List every line below containing "Fone".

------------------------------

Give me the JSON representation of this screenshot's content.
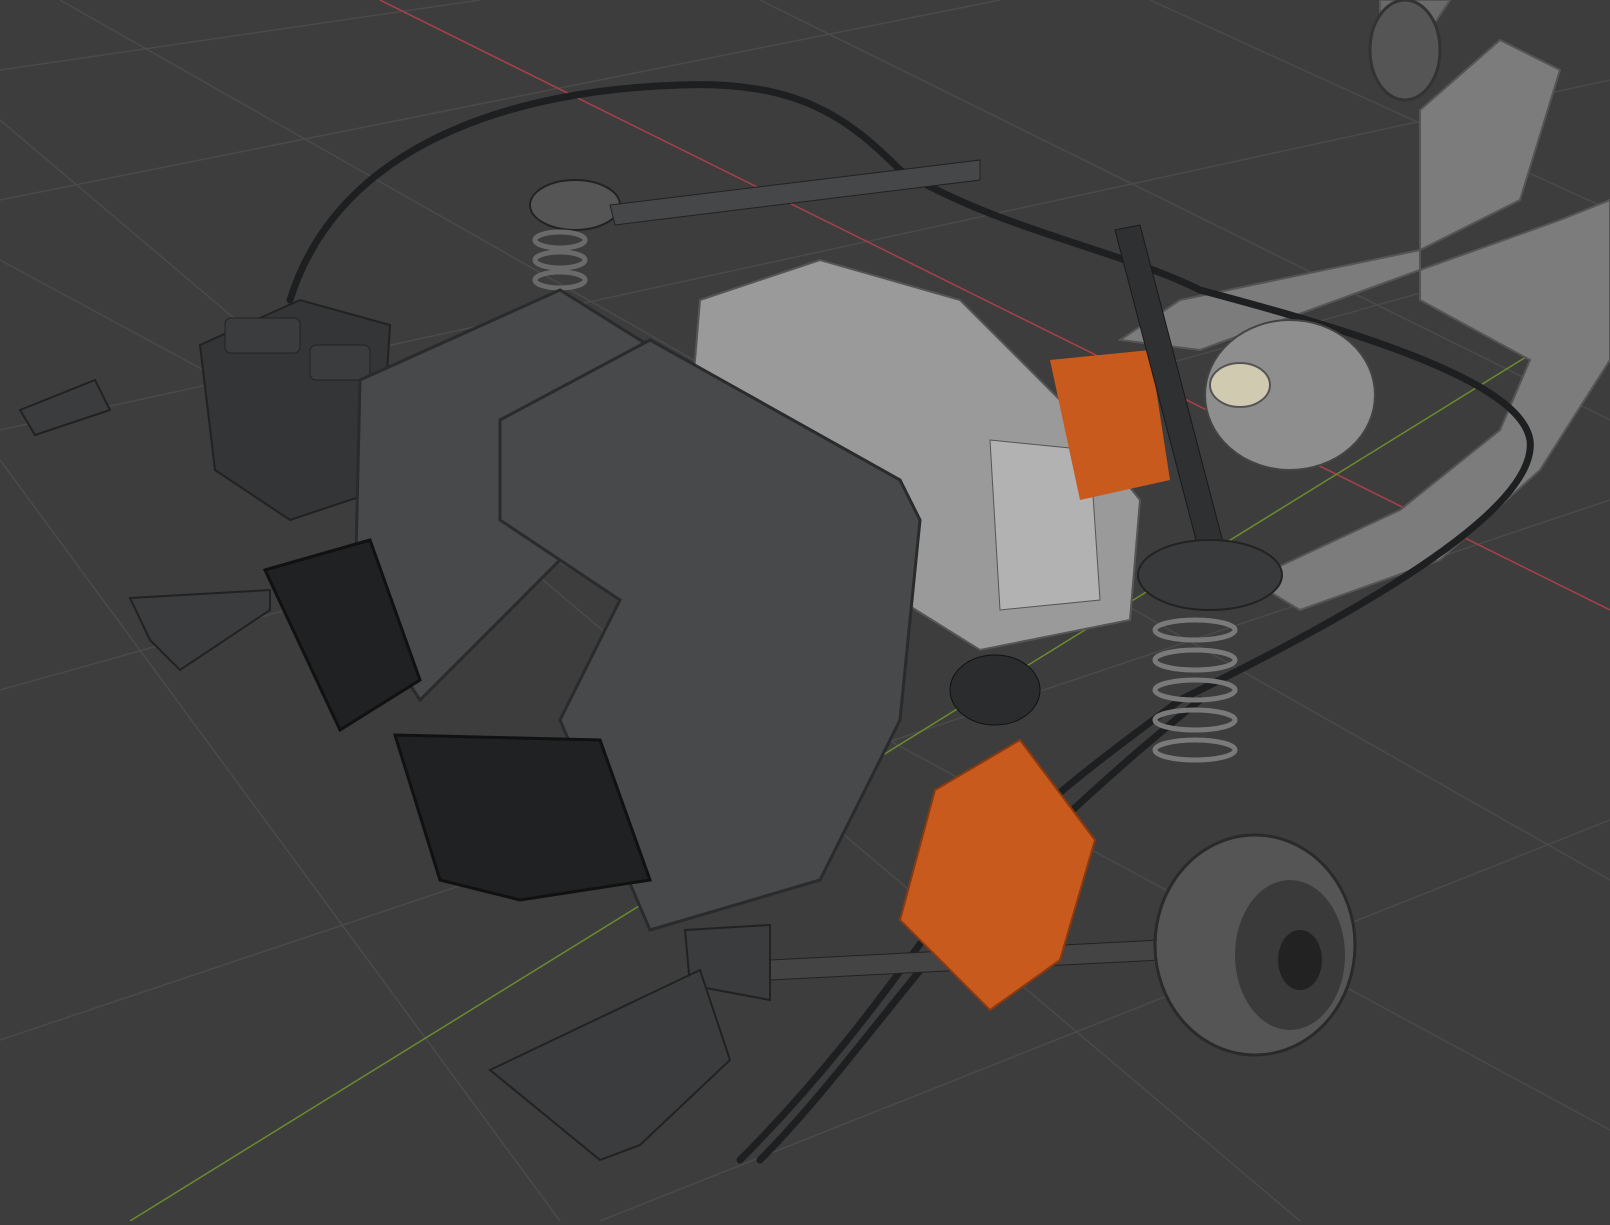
{
  "viewport": {
    "colors": {
      "background": "#3d3d3d",
      "grid": "#4a4a4a",
      "axis_x": "#a8404a",
      "axis_y": "#6c8a2e",
      "rubber": "#2e3031",
      "housing": "#47494b",
      "metal": "#9a9a9a",
      "orange": "#c85a1e",
      "frame": "#7c7c7c"
    }
  }
}
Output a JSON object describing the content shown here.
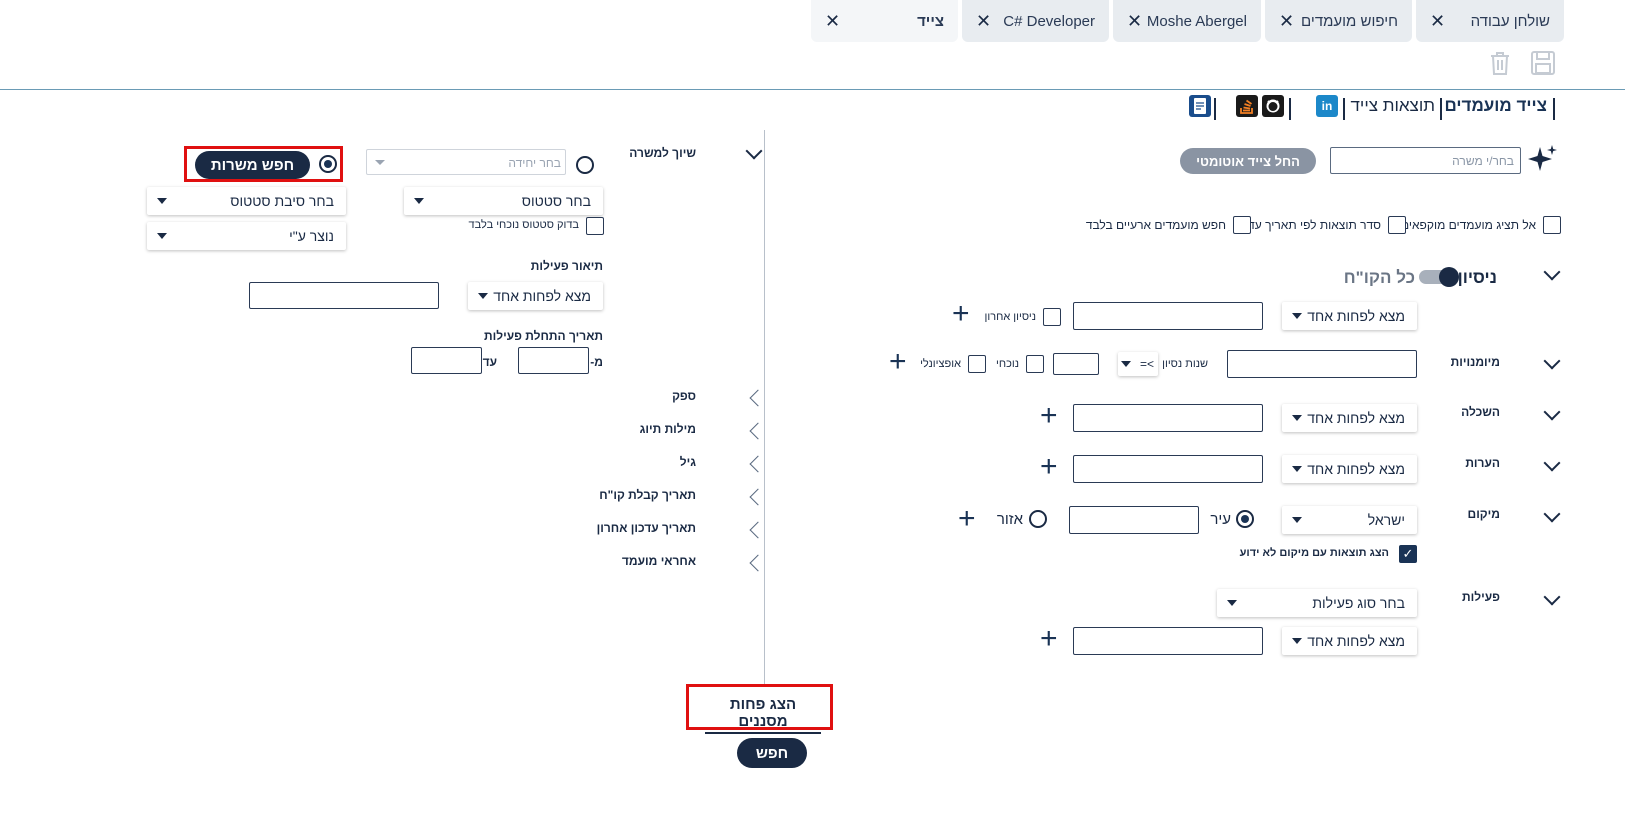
{
  "tabs": [
    {
      "label": "שולחן עבודה",
      "close": "✕"
    },
    {
      "label": "חיפוש מועמדים",
      "close": "✕"
    },
    {
      "label": "Moshe Abergel",
      "close": "✕"
    },
    {
      "label": "C# Developer",
      "close": "✕"
    },
    {
      "label": "צייד",
      "close": "✕"
    }
  ],
  "toolbar": {
    "save_icon": "save-icon",
    "delete_icon": "trash-icon"
  },
  "nav": {
    "candidates_hunter": "צייד מועמדים",
    "hunter_results": "תוצאות צייד",
    "icons": [
      "linkedin-icon",
      "github-icon",
      "stackoverflow-icon",
      "document-icon"
    ],
    "linkedin_text": "in"
  },
  "search": {
    "position_placeholder": "בחר/י משרה",
    "auto_hunt_button": "החל צייד אוטומטי"
  },
  "options": {
    "no_recruited": "אל תציג מועמדים מוקפאים",
    "sort_by_update": "סדר תוצאות לפי תאריך עדכון",
    "temporary_only": "חפש מועמדים ארעיים בלבד"
  },
  "experience": {
    "title": "ניסיון",
    "toggle_label": "כל הקו\"ח",
    "match": "מצא לפחות אחד",
    "last_experience": "ניסיון אחרון"
  },
  "skills": {
    "title": "מיומנויות",
    "years_label": "שנות נסיון",
    "operator": ">=",
    "current": "נוכחי",
    "optional": "אופציונלי"
  },
  "education": {
    "title": "השכלה",
    "match": "מצא לפחות אחד"
  },
  "notes": {
    "title": "הערות",
    "match": "מצא לפחות אחד"
  },
  "location": {
    "title": "מיקום",
    "country": "ישראל",
    "city": "עיר",
    "area": "אזור",
    "unknown_location": "הצג תוצאות עם מיקום לא ידוע"
  },
  "activity": {
    "title": "פעילות",
    "type_select": "בחר סוג פעילות",
    "match": "מצא לפחות אחד"
  },
  "job_assignment": {
    "title": "שיוך למשרה",
    "unit_placeholder": "בחר יחידה",
    "search_jobs_button": "חפש משרות",
    "status_select": "בחר סטטוס",
    "status_reason_select": "בחר סיבת סטטוס",
    "current_status_only": "בדוק סטטוס נוכחי בלבד",
    "created_by": "נוצר ע\"י",
    "activity_description": "תיאור פעילות",
    "activity_match": "מצא לפחות אחד",
    "activity_start_date": "תאריך התחלת פעילות",
    "from": "מ-",
    "to": "עד"
  },
  "collapsed_sections": [
    "ספק",
    "מילות תיוג",
    "גיל",
    "תאריך קבלת קו\"ח",
    "תאריך עדכון אחרון",
    "אחראי מועמד"
  ],
  "footer": {
    "show_less_filters": "הצג פחות מסננים",
    "search_button": "חפש"
  },
  "colors": {
    "accent": "#1a2a44",
    "highlight": "#e01010",
    "tab_bg": "#e8ecf0"
  }
}
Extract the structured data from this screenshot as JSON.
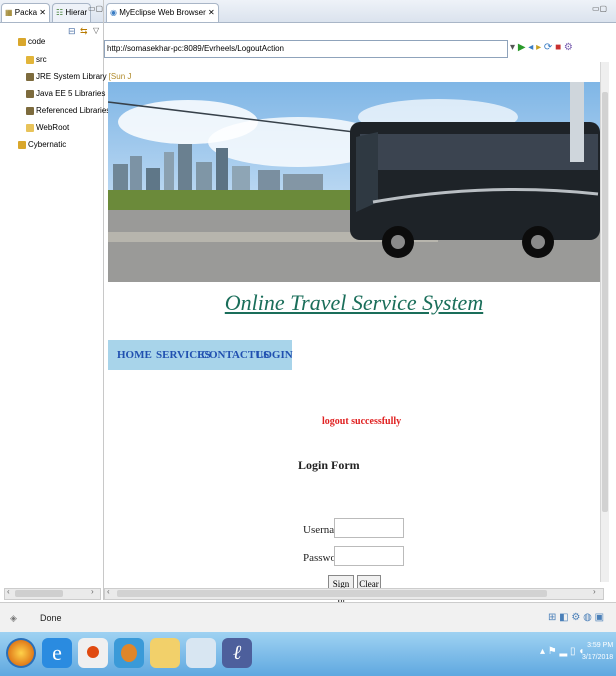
{
  "left_panel": {
    "tabs": [
      {
        "label": "Packa"
      },
      {
        "label": "Hierar"
      }
    ],
    "tree": [
      {
        "label": "code"
      },
      {
        "label": "src"
      },
      {
        "label": "JRE System Library",
        "suffix": "[Sun J"
      },
      {
        "label": "Java EE 5 Libraries"
      },
      {
        "label": "Referenced Libraries"
      },
      {
        "label": "WebRoot"
      },
      {
        "label": "Cybernatic"
      }
    ]
  },
  "browser": {
    "tab_label": "MyEclipse Web Browser",
    "address": "http://somasekhar-pc:8089/Evrheels/LogoutAction"
  },
  "page": {
    "site_title": "Online Travel Service System",
    "nav": [
      "HOME",
      "SERVICES",
      "CONTACTUS",
      "LOGIN"
    ],
    "message": "logout successfully",
    "form_title": "Login Form",
    "username_label": "Username",
    "password_label": "Password",
    "signin_label": "Sign In",
    "clear_label": "Clear"
  },
  "status": {
    "text": "Done"
  },
  "taskbar": {
    "time": "3:59 PM",
    "date": "3/17/2018"
  },
  "colors": {
    "nav_bg": "#a8d4ea",
    "nav_text": "#2050b0",
    "message": "#e02020",
    "title": "#1a6e5a"
  }
}
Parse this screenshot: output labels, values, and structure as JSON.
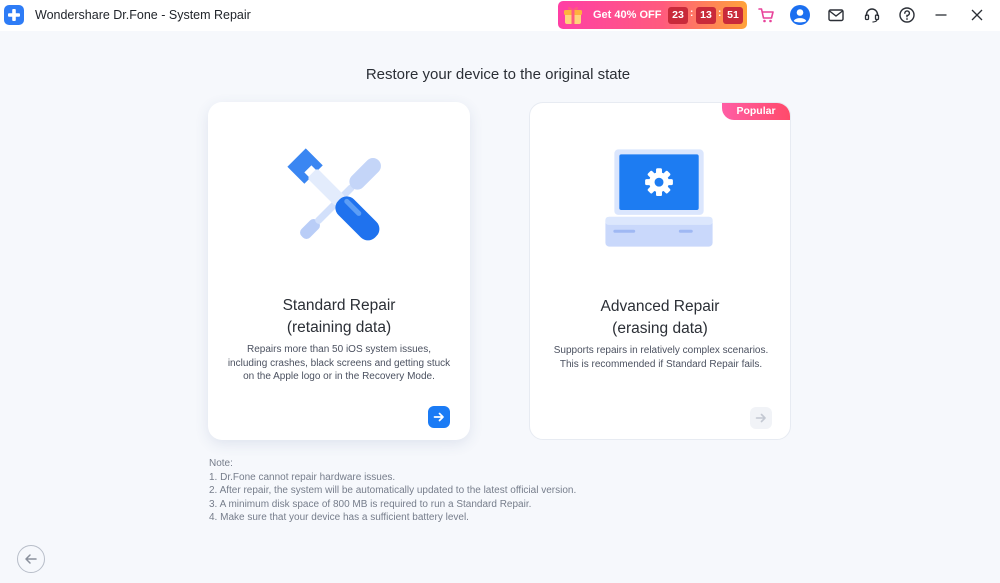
{
  "app": {
    "title": "Wondershare Dr.Fone - System Repair"
  },
  "promo": {
    "label": "Get 40% OFF",
    "countdown": [
      "23",
      "13",
      "51"
    ]
  },
  "titlebar_icons": [
    "cart-icon",
    "account-icon",
    "mail-icon",
    "support-icon",
    "help-icon",
    "minimize-icon",
    "close-icon"
  ],
  "heading": "Restore your device to the original state",
  "cards": [
    {
      "title_line1": "Standard Repair",
      "title_line2": "(retaining data)",
      "description": "Repairs more than 50 iOS system issues, including crashes, black screens and getting stuck on the Apple logo or in the Recovery Mode.",
      "icon": "tools-icon",
      "arrow": "arrow-right-icon",
      "selected": true
    },
    {
      "title_line1": "Advanced Repair",
      "title_line2": "(erasing data)",
      "description": "Supports repairs in relatively complex scenarios. This is recommended if Standard Repair fails.",
      "badge": "Popular",
      "icon": "computer-gear-icon",
      "arrow": "arrow-right-icon",
      "selected": false
    }
  ],
  "notes": {
    "label": "Note:",
    "items": [
      "1. Dr.Fone cannot repair hardware issues.",
      "2. After repair, the system will be automatically updated to the latest official version.",
      "3. A minimum disk space of 800 MB is required to run a Standard Repair.",
      "4. Make sure that your device has a sufficient battery level."
    ]
  },
  "colors": {
    "accent": "#1b7bf5",
    "promo_start": "#ff3fa5",
    "promo_end": "#ffa33a",
    "badge": "#ff4f78",
    "background": "#f6f8fc"
  }
}
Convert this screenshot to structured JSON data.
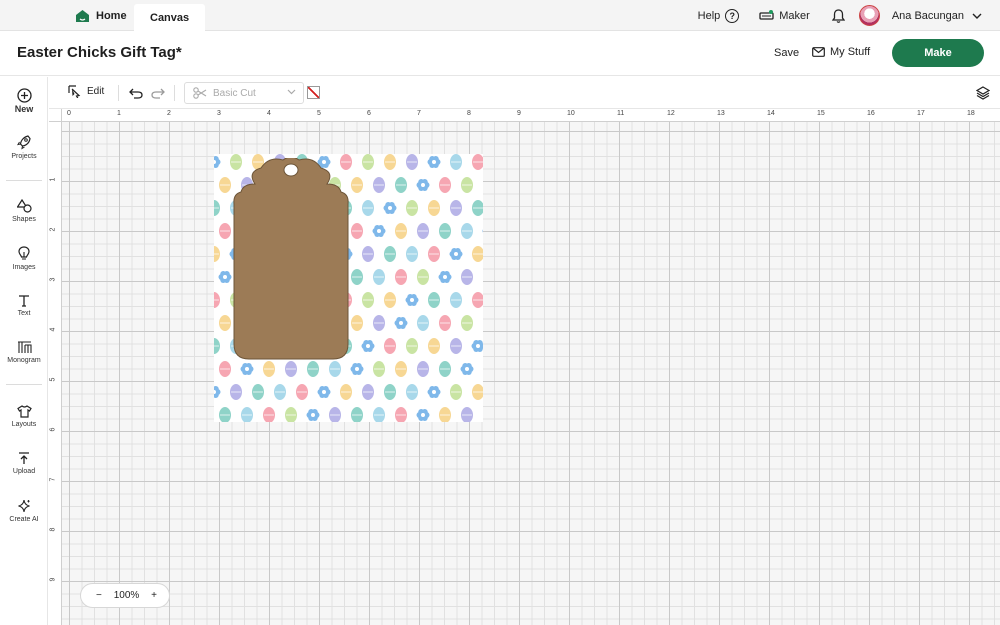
{
  "topnav": {
    "home_label": "Home",
    "canvas_label": "Canvas",
    "help_label": "Help",
    "maker_label": "Maker",
    "user_name": "Ana Bacungan"
  },
  "header": {
    "title": "Easter Chicks Gift Tag*",
    "save_label": "Save",
    "mystuff_label": "My Stuff",
    "make_label": "Make"
  },
  "sidebar": {
    "new_label": "New",
    "items": [
      {
        "label": "Projects"
      },
      {
        "label": "Shapes"
      },
      {
        "label": "Images"
      },
      {
        "label": "Text"
      },
      {
        "label": "Monogram"
      },
      {
        "label": "Layouts"
      },
      {
        "label": "Upload"
      },
      {
        "label": "Create AI"
      }
    ]
  },
  "toolbar": {
    "edit_label": "Edit",
    "operation": "Basic Cut"
  },
  "ruler": {
    "top": [
      "0",
      "1",
      "2",
      "3",
      "4",
      "5",
      "6",
      "7",
      "8",
      "9",
      "10",
      "11",
      "12",
      "13",
      "14",
      "15",
      "16",
      "17",
      "18"
    ],
    "left": [
      "1",
      "2",
      "3",
      "4",
      "5",
      "6",
      "7",
      "8",
      "9"
    ]
  },
  "canvas_object": {
    "tag_color": "#9c7b56",
    "pattern_colors": [
      "#a8d8ea",
      "#f6a6b2",
      "#c9e4a3",
      "#f7d794",
      "#b8b5e8",
      "#8fd3c8"
    ]
  },
  "zoom": {
    "minus": "−",
    "value": "100%",
    "plus": "+"
  },
  "colors": {
    "make_button": "#1e7a4e",
    "tag": "#9c7b56"
  }
}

------------------------------

● **RESPONSE FOR THIS EXERCISE**:
    "title": "Wondershare Dr.Fone - System Repair"
      "1. Dr.Fone cannot repair hardware issues.",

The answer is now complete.